## DATA TO USE
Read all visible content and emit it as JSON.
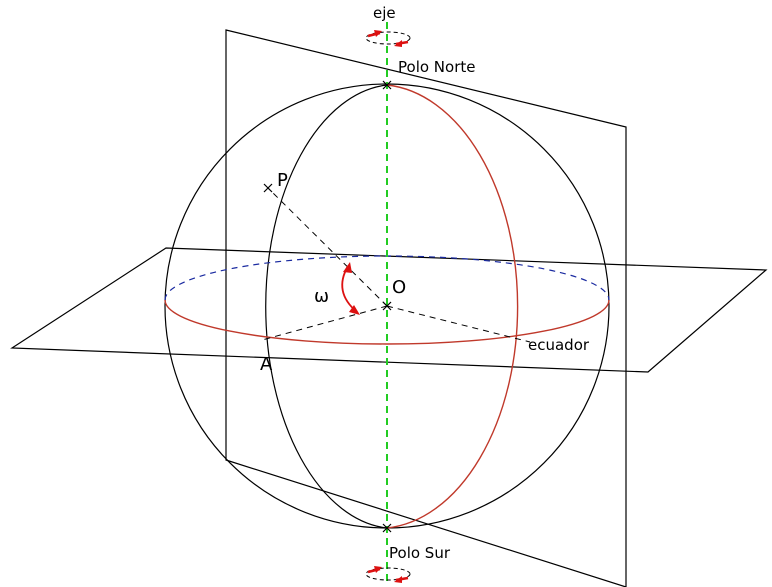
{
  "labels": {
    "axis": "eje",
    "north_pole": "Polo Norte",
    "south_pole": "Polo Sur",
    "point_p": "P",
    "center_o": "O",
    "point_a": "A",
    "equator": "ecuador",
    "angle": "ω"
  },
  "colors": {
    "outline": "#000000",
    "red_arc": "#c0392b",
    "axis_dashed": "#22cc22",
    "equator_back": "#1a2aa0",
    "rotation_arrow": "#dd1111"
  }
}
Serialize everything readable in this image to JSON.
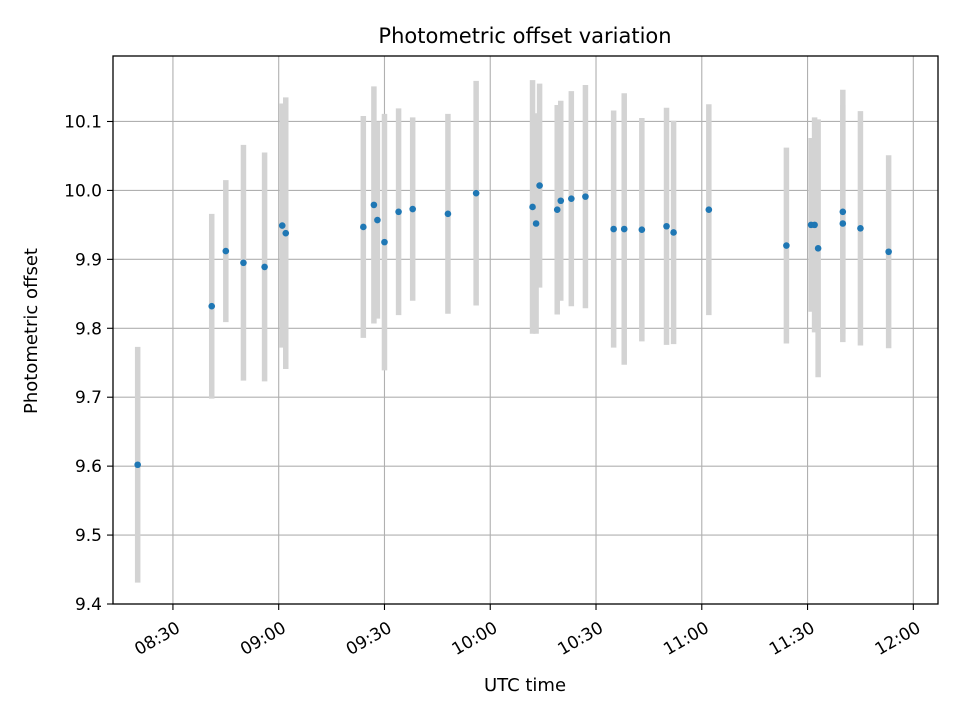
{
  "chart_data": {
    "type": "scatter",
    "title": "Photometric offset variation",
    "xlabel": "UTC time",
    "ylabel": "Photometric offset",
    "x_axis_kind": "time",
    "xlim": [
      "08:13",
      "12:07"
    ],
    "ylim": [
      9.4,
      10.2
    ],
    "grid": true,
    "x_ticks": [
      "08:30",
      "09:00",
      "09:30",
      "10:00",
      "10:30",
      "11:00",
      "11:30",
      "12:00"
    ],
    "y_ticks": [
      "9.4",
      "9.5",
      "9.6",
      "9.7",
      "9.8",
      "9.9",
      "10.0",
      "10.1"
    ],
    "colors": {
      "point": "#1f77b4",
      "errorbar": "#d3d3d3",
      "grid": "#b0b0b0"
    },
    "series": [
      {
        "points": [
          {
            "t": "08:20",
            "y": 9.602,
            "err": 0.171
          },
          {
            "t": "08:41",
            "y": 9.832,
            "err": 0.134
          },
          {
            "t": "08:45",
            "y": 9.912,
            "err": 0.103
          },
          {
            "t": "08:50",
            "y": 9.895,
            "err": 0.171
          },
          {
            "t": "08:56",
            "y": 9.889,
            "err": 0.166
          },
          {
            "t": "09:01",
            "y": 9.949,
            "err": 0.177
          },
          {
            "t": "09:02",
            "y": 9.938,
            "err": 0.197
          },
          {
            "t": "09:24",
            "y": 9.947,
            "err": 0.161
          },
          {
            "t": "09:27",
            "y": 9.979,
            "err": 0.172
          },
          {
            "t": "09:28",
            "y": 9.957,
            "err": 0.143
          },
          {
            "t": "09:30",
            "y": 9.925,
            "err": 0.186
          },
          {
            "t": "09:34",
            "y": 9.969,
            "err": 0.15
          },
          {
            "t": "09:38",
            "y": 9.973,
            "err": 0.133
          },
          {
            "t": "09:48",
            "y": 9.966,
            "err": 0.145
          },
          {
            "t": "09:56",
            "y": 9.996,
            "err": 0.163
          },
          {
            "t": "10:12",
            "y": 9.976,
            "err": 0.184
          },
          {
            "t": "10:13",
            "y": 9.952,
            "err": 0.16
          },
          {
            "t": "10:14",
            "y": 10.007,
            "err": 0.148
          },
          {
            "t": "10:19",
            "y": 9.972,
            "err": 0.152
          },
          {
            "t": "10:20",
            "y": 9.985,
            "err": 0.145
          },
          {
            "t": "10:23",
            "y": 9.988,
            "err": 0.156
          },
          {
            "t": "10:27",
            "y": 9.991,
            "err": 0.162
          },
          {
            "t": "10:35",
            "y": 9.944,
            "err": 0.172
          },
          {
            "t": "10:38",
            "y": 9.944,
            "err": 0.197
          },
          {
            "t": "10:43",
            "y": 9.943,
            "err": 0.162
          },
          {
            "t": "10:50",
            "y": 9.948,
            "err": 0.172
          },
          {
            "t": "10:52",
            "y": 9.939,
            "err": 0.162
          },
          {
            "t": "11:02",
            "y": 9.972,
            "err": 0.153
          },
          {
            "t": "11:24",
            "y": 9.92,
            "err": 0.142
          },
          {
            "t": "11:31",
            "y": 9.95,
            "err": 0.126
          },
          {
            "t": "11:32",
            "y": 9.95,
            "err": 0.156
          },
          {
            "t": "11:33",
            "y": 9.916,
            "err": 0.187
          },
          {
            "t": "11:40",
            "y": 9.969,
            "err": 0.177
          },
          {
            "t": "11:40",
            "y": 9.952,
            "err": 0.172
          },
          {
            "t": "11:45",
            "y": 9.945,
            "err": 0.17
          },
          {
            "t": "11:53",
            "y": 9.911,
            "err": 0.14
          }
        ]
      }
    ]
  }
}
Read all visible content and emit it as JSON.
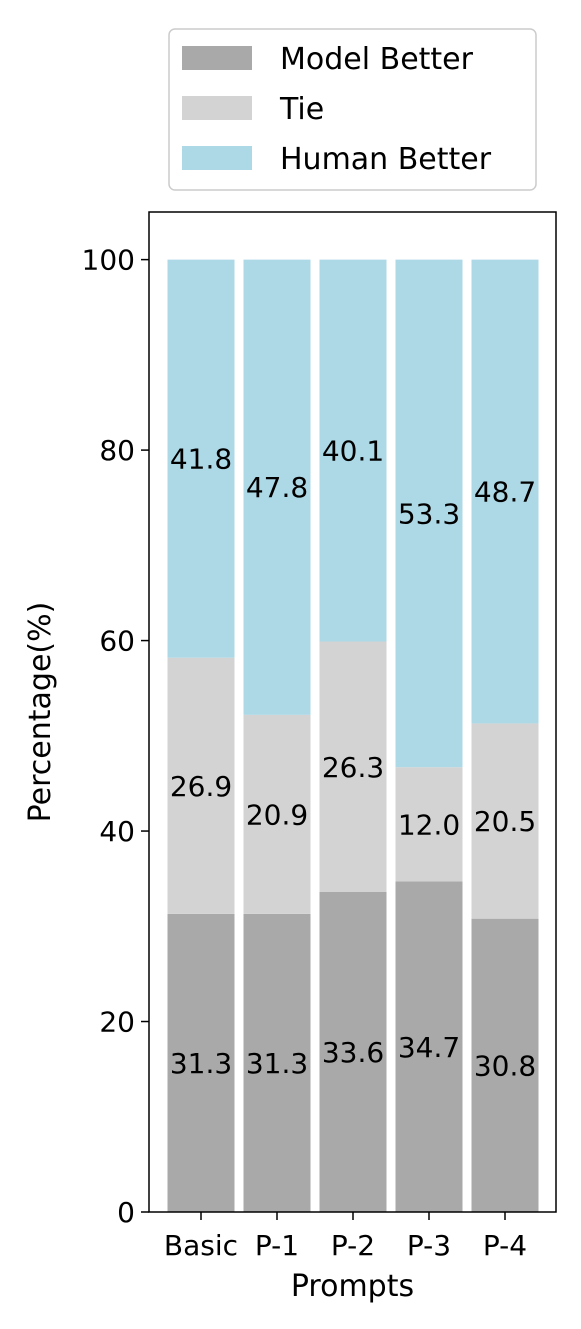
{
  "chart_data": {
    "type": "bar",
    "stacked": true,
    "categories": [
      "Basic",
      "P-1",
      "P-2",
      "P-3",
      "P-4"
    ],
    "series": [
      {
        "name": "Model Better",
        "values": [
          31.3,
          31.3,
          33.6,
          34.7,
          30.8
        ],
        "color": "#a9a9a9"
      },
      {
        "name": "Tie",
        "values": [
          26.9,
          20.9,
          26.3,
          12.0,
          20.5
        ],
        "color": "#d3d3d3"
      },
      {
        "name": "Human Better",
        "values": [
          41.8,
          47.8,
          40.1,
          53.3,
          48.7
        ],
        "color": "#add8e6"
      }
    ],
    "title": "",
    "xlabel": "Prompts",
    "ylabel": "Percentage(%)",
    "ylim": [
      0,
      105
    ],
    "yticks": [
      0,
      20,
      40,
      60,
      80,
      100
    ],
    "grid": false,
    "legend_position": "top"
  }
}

## PROBLEM DESCRIPTION
Return each line of the data, keeping its wording exact and omitting pictures.

## EXERCISE ANSWER
Read all visible content and emit it as JSON.
{
  "labels": {
    "axis": "eje",
    "north_pole": "Polo Norte",
    "south_pole": "Polo Sur",
    "point_p": "P",
    "center_o": "O",
    "point_a": "A",
    "equator": "ecuador",
    "angle": "ω"
  },
  "colors": {
    "outline": "#000000",
    "red_arc": "#c0392b",
    "axis_dashed": "#22cc22",
    "equator_back": "#1a2aa0",
    "rotation_arrow": "#dd1111"
  }
}
Serialize everything readable in this image to JSON.
{
  "chart_data": {
    "type": "scatter",
    "title": "Photometric offset variation",
    "xlabel": "UTC time",
    "ylabel": "Photometric offset",
    "x_axis_kind": "time",
    "xlim": [
      "08:13",
      "12:07"
    ],
    "ylim": [
      9.4,
      10.2
    ],
    "grid": true,
    "x_ticks": [
      "08:30",
      "09:00",
      "09:30",
      "10:00",
      "10:30",
      "11:00",
      "11:30",
      "12:00"
    ],
    "y_ticks": [
      "9.4",
      "9.5",
      "9.6",
      "9.7",
      "9.8",
      "9.9",
      "10.0",
      "10.1"
    ],
    "colors": {
      "point": "#1f77b4",
      "errorbar": "#d3d3d3",
      "grid": "#b0b0b0"
    },
    "series": [
      {
        "points": [
          {
            "t": "08:20",
            "y": 9.602,
            "err": 0.171
          },
          {
            "t": "08:41",
            "y": 9.832,
            "err": 0.134
          },
          {
            "t": "08:45",
            "y": 9.912,
            "err": 0.103
          },
          {
            "t": "08:50",
            "y": 9.895,
            "err": 0.171
          },
          {
            "t": "08:56",
            "y": 9.889,
            "err": 0.166
          },
          {
            "t": "09:01",
            "y": 9.949,
            "err": 0.177
          },
          {
            "t": "09:02",
            "y": 9.938,
            "err": 0.197
          },
          {
            "t": "09:24",
            "y": 9.947,
            "err": 0.161
          },
          {
            "t": "09:27",
            "y": 9.979,
            "err": 0.172
          },
          {
            "t": "09:28",
            "y": 9.957,
            "err": 0.143
          },
          {
            "t": "09:30",
            "y": 9.925,
            "err": 0.186
          },
          {
            "t": "09:34",
            "y": 9.969,
            "err": 0.15
          },
          {
            "t": "09:38",
            "y": 9.973,
            "err": 0.133
          },
          {
            "t": "09:48",
            "y": 9.966,
            "err": 0.145
          },
          {
            "t": "09:56",
            "y": 9.996,
            "err": 0.163
          },
          {
            "t": "10:12",
            "y": 9.976,
            "err": 0.184
          },
          {
            "t": "10:13",
            "y": 9.952,
            "err": 0.16
          },
          {
            "t": "10:14",
            "y": 10.007,
            "err": 0.148
          },
          {
            "t": "10:19",
            "y": 9.972,
            "err": 0.152
          },
          {
            "t": "10:20",
            "y": 9.985,
            "err": 0.145
          },
          {
            "t": "10:23",
            "y": 9.988,
            "err": 0.156
          },
          {
            "t": "10:27",
            "y": 9.991,
            "err": 0.162
          },
          {
            "t": "10:35",
            "y": 9.944,
            "err": 0.172
          },
          {
            "t": "10:38",
            "y": 9.944,
            "err": 0.197
          },
          {
            "t": "10:43",
            "y": 9.943,
            "err": 0.162
          },
          {
            "t": "10:50",
            "y": 9.948,
            "err": 0.172
          },
          {
            "t": "10:52",
            "y": 9.939,
            "err": 0.162
          },
          {
            "t": "11:02",
            "y": 9.972,
            "err": 0.153
          },
          {
            "t": "11:24",
            "y": 9.92,
            "err": 0.142
          },
          {
            "t": "11:31",
            "y": 9.95,
            "err": 0.126
          },
          {
            "t": "11:32",
            "y": 9.95,
            "err": 0.156
          },
          {
            "t": "11:33",
            "y": 9.916,
            "err": 0.187
          },
          {
            "t": "11:40",
            "y": 9.969,
            "err": 0.177
          },
          {
            "t": "11:40",
            "y": 9.952,
            "err": 0.172
          },
          {
            "t": "11:45",
            "y": 9.945,
            "err": 0.17
          },
          {
            "t": "11:53",
            "y": 9.911,
            "err": 0.14
          }
        ]
      }
    ]
  }
}
Read all visible content and emit it as JSON.
{
  "chart_data": {
    "type": "bar",
    "stacked": true,
    "categories": [
      "Basic",
      "P-1",
      "P-2",
      "P-3",
      "P-4"
    ],
    "series": [
      {
        "name": "Model Better",
        "values": [
          31.3,
          31.3,
          33.6,
          34.7,
          30.8
        ],
        "color": "#a9a9a9"
      },
      {
        "name": "Tie",
        "values": [
          26.9,
          20.9,
          26.3,
          12.0,
          20.5
        ],
        "color": "#d3d3d3"
      },
      {
        "name": "Human Better",
        "values": [
          41.8,
          47.8,
          40.1,
          53.3,
          48.7
        ],
        "color": "#add8e6"
      }
    ],
    "title": "",
    "xlabel": "Prompts",
    "ylabel": "Percentage(%)",
    "ylim": [
      0,
      105
    ],
    "yticks": [
      0,
      20,
      40,
      60,
      80,
      100
    ],
    "grid": false,
    "legend_position": "top"
  }
}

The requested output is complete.